*Task directions*
Each entry below is to be printed verbatim.

*Records for this task*
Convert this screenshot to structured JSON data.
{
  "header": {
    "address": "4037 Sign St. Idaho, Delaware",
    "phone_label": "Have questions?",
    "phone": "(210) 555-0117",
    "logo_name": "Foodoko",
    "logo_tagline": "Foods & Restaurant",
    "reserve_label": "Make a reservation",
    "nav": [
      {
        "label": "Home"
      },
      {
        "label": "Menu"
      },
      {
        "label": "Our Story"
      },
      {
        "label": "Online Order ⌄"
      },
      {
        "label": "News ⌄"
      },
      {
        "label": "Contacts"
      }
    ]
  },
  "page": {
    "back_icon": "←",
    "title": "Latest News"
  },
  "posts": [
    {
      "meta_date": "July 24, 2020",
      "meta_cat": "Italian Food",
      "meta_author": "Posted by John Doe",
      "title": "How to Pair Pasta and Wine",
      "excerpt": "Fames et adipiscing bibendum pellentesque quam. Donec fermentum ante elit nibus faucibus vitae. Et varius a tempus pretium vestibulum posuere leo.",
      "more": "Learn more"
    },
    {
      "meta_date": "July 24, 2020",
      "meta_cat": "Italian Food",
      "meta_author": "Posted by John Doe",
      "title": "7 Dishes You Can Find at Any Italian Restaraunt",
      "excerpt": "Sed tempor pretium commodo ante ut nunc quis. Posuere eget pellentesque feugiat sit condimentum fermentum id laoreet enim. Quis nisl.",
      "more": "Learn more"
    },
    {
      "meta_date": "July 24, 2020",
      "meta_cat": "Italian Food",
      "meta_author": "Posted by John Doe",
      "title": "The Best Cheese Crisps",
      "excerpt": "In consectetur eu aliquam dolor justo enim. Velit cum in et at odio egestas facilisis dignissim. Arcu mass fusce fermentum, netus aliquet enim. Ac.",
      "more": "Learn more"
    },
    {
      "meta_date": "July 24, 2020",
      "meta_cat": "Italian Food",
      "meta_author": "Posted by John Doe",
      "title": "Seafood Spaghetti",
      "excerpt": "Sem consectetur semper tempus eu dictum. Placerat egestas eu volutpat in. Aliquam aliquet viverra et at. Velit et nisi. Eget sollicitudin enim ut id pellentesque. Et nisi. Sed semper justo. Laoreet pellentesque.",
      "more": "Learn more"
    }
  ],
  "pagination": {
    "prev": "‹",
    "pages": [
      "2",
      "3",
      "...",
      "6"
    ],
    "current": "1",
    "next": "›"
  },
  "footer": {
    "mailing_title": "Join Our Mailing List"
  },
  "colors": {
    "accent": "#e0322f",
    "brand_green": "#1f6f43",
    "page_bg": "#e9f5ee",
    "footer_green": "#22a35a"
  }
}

*Expected answer*
Convert this screenshot to structured JSON data.
{
  "header": {
    "address": "4037 Sign St. Idaho, Delaware",
    "phone_label": "Have questions?",
    "phone": "(210) 555-0117",
    "logo_name": "Foodoko",
    "logo_tagline": "Foods & Restaurant",
    "reserve_label": "Make a reservation",
    "nav": [
      {
        "label": "Home"
      },
      {
        "label": "Menu"
      },
      {
        "label": "Our Story"
      },
      {
        "label": "Online Order ⌄"
      },
      {
        "label": "News ⌄"
      },
      {
        "label": "Contacts"
      }
    ]
  },
  "page": {
    "back_icon": "←",
    "title": "Latest News"
  },
  "posts": [
    {
      "meta_date": "July 24, 2020",
      "meta_cat": "Italian Food",
      "meta_author": "Posted by John Doe",
      "title": "How to Pair Pasta and Wine",
      "excerpt": "Fames et adipiscing bibendum pellentesque quam. Donec fermentum ante elit nibus faucibus vitae. Et varius a tempus pretium vestibulum posuere leo.",
      "more": "Learn more"
    },
    {
      "meta_date": "July 24, 2020",
      "meta_cat": "Italian Food",
      "meta_author": "Posted by John Doe",
      "title": "7 Dishes You Can Find at Any Italian Restaraunt",
      "excerpt": "Sed tempor pretium commodo ante ut nunc quis. Posuere eget pellentesque feugiat sit condimentum fermentum id laoreet enim. Quis nisl.",
      "more": "Learn more"
    },
    {
      "meta_date": "July 24, 2020",
      "meta_cat": "Italian Food",
      "meta_author": "Posted by John Doe",
      "title": "The Best Cheese Crisps",
      "excerpt": "In consectetur eu aliquam dolor justo enim. Velit cum in et at odio egestas facilisis dignissim. Arcu mass fusce fermentum, netus aliquet enim. Ac.",
      "more": "Learn more"
    },
    {
      "meta_date": "July 24, 2020",
      "meta_cat": "Italian Food",
      "meta_author": "Posted by John Doe",
      "title": "Seafood Spaghetti",
      "excerpt": "Sem consectetur semper tempus eu dictum. Placerat egestas eu volutpat in. Aliquam aliquet viverra et at. Velit et nisi. Eget sollicitudin enim ut id pellentesque. Et nisi. Sed semper justo. Laoreet pellentesque.",
      "more": "Learn more"
    }
  ],
  "pagination": {
    "prev": "‹",
    "pages": [
      "2",
      "3",
      "...",
      "6"
    ],
    "current": "1",
    "next": "›"
  },
  "footer": {
    "mailing_title": "Join Our Mailing List"
  },
  "colors": {
    "accent": "#e0322f",
    "brand_green": "#1f6f43",
    "page_bg": "#e9f5ee",
    "footer_green": "#22a35a"
  }
}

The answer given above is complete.